T'S A LIVING… BUT IT'S NOT A LIFE #9.6
J Church / Honey Bear Records Newsletter
Summer '01 - Let It Blurt

 

MARGARET

I don't want to really dwell on this. I just found out my friend Margaret Kilgallen passed away the other day. I'm still in a bit of shock. Margaret was my age and is probably best known for her paintings, which have been shown in galleries everywhere. Along with her partner, Barry McGee, she had a highly celebrated show last year at LA's Armand Hammer Museum down in Westwood.

I really only knew her through Barry and his sister, Kim, who was our old roadie. The three of them made up a certain team of people that I always admired. Some of the nicest people you'll ever meet. I truly mean that.

Her paintings are a great testament to her life and ability to communicate ideas through her personality. Often painted with spray paint or house paint, she also often used random materials as canvasses. There was a definite lo-fi feel, which along with her use of striking and often abstract female images, and arcane typography communicated a demented joyful feeling. The joy was in conflict with the content of the art. There was a challenge being made in her art. But the challenge was inadvertent and in turn the art became truly revealing.

The timing of her death is unbelievably tragic. Just a month ago she had graduated from Stanford and had given birth to her and Barry's first child. I guess there's really nothing else for me to say.

 

STUFF

Meaty, Beaty, Shitty Sounding will be out in about three weeks. I'm pretty excited about it. It's a very lo-tech release, as I really haven't got the funds to hire a publicist and do it up right. It's a shame, because I think people will find that this, though a singles collection, is probably our best full-length release in years. I'll have a few available through my mail order. But, any decent record store should have it. Revolver exclusively distributes it, so any decent record store should have it…

Okay, so New Disorder Soda is out. It's a cool little CD compilation that we've got a track on. Our song is Palm Tree which is an outtake from One Mississippi. It's a cool song and I really dig the lyrics, which I wrote while wandering around downtown LA a few years back. There's more cool stuff here with, as far as I can tell, unreleased material from What Happens Next, Songs For Emma, Talk Is Poison and loads more. It also features Pirx The Pilot, which is Ernst's cool new band. I'll try to review their new CD next time around. You can get the comp from New Disorder at: 115 Bartlett St., San Francisco, CA 94110

 

ALL THE NEWS FIT TO PRINT

The first version of my article on the Mob was in Maximum Rock N Roll in issue #218. That issue also featured my interview with Jon Moritsugu. Next up will be the first half of my article on Flowers In The Dustbin which Arwen told my they split in half as it was too long. Look for it in #219.

My diatribe about what an idiot Sid Vicious was is in the latest Skyscraper. That's one hell of a nice looking zine even if I don't know who half of the bands are that Andrew is into. I'll be writing more over there too…

A couple of J Church interviews have surfaced recently as well. First of all, we're in issue 10 of Green Zine by our pal Cristy Road straight outta Sarasota. It's a fun little read and also has an interview with Bratmobile. This zine was the inspiration for the title of one of our live CDRs (Blue Jeans Hurt My Crotch). I think you can get it for a buck or two from: 1130 Greensboro LN #112 ­ Sarasota, FL 34234.

### Supplied information
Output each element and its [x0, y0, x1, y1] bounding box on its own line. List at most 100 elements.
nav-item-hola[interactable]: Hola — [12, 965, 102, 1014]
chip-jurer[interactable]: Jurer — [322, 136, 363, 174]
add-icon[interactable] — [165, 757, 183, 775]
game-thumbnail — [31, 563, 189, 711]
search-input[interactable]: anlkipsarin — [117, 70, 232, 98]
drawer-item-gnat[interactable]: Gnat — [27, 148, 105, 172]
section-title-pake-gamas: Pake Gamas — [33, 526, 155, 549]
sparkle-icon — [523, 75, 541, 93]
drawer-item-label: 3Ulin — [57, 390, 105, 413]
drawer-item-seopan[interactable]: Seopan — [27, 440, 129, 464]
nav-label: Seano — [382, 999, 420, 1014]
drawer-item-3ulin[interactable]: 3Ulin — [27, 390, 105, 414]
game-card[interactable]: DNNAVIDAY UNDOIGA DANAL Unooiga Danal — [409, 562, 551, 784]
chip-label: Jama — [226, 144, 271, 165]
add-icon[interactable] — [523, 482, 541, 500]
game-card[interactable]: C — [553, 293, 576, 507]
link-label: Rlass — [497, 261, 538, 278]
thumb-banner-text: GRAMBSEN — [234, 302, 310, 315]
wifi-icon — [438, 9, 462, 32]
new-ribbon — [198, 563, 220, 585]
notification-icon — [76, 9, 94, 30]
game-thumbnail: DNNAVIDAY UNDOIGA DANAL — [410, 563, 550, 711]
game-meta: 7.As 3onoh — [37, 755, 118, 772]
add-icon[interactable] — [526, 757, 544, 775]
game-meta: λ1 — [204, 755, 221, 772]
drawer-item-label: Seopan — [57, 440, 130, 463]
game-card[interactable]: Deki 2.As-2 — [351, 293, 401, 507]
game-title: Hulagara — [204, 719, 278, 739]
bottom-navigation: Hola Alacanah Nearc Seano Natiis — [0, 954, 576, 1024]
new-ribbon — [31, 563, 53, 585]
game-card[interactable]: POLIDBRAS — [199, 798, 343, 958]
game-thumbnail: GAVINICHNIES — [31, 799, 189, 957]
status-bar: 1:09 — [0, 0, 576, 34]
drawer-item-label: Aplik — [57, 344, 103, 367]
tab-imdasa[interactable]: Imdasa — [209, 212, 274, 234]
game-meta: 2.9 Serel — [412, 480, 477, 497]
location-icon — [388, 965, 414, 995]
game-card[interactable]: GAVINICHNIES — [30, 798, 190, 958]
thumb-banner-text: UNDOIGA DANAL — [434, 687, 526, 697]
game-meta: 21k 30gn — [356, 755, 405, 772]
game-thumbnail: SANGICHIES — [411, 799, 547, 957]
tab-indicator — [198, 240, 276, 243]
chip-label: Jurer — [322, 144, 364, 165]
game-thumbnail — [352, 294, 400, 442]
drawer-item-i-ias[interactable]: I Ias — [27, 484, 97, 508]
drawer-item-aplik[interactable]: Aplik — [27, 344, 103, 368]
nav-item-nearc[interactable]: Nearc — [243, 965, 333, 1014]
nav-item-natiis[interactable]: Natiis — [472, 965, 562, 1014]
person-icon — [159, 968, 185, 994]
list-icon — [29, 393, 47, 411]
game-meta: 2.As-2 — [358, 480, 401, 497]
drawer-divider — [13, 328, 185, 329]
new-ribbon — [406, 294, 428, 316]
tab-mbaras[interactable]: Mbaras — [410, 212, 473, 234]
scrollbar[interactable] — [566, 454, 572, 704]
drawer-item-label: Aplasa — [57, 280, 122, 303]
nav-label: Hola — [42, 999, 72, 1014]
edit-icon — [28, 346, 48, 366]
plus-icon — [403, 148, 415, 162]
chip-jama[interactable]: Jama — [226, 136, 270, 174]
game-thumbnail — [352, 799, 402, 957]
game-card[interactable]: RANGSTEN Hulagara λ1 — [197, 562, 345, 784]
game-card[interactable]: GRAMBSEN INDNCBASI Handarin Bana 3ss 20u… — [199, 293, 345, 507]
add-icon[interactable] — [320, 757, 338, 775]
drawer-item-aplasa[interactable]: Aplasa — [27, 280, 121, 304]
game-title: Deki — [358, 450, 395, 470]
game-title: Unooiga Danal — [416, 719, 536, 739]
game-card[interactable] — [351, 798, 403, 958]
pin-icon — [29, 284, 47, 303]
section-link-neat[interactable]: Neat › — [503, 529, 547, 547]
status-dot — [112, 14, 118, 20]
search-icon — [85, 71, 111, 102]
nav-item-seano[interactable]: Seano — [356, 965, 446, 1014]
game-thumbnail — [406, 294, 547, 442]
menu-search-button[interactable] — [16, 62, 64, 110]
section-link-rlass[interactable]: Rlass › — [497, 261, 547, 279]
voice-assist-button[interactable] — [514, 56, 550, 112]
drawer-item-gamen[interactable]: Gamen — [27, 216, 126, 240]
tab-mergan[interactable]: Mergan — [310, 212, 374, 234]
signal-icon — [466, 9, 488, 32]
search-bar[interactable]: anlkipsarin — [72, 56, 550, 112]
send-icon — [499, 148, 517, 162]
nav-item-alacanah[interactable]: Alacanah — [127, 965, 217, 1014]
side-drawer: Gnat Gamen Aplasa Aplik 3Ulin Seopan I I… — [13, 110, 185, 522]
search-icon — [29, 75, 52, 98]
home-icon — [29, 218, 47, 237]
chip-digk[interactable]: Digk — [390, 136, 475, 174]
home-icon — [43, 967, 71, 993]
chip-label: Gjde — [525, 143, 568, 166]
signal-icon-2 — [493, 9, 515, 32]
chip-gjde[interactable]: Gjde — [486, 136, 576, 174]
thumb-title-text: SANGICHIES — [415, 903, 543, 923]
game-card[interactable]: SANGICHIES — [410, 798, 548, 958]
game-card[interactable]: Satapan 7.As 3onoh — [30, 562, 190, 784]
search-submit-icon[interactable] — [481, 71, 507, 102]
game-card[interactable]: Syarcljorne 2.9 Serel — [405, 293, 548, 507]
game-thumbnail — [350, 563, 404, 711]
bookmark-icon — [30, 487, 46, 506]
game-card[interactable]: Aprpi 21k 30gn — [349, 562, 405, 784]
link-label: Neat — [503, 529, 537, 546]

### Your instructions
Pick up the J Church newsletter right after its last sentence and keep it going. The rows have nothing to do with this.

### Output for this exercise
I'm really stoked that we are in the latest Fear And Loathing from England. Andy is an old friend of mine and it's one of the only zines I really go out of my way to read. He's been doing it forever and the quality of the writing is always great. Written sort of like a diary, it's fun to read. The issue that we're in (Volume 54) also features Mike Patton, David Johanson, Less Than Jake, Gaza Strippers, Billy Gould and Mick Mercer. It's well worth the $3 or whatever it costs. PO Box 11605, London E11 1XA, UK

 

IN THE J CHURCH VIEWING ROOM

The Stendhal Syndrome DVD

I first saw this film four or five years ago, and I felt then as I do now. This film is not a horror film. It's been wrongly judged in that context due to the director's reputation. But I think history will show that Dario Argento isn't really a horror filmmaker. Horror films actually make up just a small percentage of his films and The Stendhal Syndrome is no horror film.

Dario Argento is a genius. As an Italian director in the generation (and tradition) of Antonioni, his films are far more cerebral and avant-garde than the traditional horror fair of even Bava and the like. His films are Freudian investigations that exist somewhere between psychological thriller and horror. The violence is a device more so than a selling point.

It took a little while for The Stendhal Syndrome to make it to the States. I don't know why that is. But I'm sure there are some politics behind it as Argento is only too happy to criticize Hollywood and of the bad experiences he's had making films for major American studios. What's strange is that this DVD is on Troma (who I love in a weird way) instead of Anchor Bay who have been releasing most of the old Argento stuff on DVD.

The Stendhal Syndrome is something of a return to form for Argento. After a couple of severely hacked films done for American companies and a brief hiatus, this film was his chance to make a film strictly following his own muse and without the business end of the film industry in mind. Working with his daughter, Asia, for the second time he was able to explore darker subject matter. The previous time they worked together was on Trauma which, despite being ruined by an editing process aimed at success in the US horror market, still dealt with issues outside of the norm and deeper into his psychoanalytical fascination as the main character suffered from bulimia.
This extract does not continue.